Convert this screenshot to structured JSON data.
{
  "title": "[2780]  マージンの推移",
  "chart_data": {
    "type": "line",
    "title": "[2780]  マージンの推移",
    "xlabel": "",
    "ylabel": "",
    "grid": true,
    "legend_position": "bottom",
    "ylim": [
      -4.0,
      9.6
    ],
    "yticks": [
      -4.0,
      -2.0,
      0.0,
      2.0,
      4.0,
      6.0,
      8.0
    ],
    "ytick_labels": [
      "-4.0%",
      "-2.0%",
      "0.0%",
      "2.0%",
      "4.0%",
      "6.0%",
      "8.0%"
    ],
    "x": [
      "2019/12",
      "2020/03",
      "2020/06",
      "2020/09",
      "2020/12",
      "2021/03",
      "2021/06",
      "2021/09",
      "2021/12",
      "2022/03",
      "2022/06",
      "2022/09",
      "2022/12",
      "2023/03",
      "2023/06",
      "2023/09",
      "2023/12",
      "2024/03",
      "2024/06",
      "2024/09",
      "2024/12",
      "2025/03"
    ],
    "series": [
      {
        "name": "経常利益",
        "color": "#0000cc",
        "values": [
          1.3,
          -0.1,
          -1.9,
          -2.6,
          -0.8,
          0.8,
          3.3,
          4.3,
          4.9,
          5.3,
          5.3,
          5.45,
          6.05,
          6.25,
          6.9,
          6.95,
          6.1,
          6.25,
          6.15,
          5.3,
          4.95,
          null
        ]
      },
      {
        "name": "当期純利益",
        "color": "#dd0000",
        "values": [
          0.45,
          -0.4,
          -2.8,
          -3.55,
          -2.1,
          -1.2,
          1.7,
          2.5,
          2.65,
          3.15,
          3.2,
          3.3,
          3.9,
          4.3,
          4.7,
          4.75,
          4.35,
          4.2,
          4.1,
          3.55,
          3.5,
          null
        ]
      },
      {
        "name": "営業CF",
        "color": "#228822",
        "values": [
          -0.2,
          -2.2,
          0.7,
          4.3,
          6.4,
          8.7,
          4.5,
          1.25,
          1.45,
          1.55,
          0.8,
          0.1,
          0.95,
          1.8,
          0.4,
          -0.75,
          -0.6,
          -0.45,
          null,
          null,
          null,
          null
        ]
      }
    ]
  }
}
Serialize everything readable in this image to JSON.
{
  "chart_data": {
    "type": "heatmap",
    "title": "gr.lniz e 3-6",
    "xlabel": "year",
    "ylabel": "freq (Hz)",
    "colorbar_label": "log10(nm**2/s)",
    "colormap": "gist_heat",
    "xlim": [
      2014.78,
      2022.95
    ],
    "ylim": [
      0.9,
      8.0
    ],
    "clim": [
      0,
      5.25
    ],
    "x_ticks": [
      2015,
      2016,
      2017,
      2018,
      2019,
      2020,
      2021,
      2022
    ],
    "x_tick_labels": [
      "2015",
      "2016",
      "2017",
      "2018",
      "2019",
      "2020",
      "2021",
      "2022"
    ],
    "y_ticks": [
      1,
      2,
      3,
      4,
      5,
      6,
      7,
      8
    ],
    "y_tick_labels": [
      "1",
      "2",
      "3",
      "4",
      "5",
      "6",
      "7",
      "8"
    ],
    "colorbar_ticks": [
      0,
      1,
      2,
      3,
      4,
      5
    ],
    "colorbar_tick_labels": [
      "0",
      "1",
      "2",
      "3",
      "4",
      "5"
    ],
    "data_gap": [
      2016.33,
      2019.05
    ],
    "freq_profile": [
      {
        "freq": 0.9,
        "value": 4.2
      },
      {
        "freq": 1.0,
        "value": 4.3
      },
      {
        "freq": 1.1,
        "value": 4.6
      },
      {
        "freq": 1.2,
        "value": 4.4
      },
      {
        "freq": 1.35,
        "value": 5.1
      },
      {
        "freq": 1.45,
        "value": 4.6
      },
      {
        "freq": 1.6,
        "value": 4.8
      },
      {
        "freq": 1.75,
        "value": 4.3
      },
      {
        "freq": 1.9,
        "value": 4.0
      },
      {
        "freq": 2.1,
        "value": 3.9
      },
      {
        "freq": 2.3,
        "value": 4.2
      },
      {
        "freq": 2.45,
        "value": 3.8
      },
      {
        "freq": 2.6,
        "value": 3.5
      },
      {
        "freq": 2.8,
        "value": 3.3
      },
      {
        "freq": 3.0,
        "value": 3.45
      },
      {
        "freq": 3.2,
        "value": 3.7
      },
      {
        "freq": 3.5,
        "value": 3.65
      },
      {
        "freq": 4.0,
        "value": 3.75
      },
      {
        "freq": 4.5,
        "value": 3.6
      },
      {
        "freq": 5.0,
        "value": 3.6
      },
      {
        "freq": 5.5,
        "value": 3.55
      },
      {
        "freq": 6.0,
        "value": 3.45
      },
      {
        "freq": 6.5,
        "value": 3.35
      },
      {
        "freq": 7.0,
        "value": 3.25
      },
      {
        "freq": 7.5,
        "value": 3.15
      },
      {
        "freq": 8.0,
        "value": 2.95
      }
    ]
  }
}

━━━━━━

*Instructions for the task*
In the listing, find all lines with the string "title" and copy them.

*Solution to the problem*
  "title": "[2780]  マージンの推移",
    "title": "[2780]  マージンの推移",
    "title": "gr.lniz e 3-6",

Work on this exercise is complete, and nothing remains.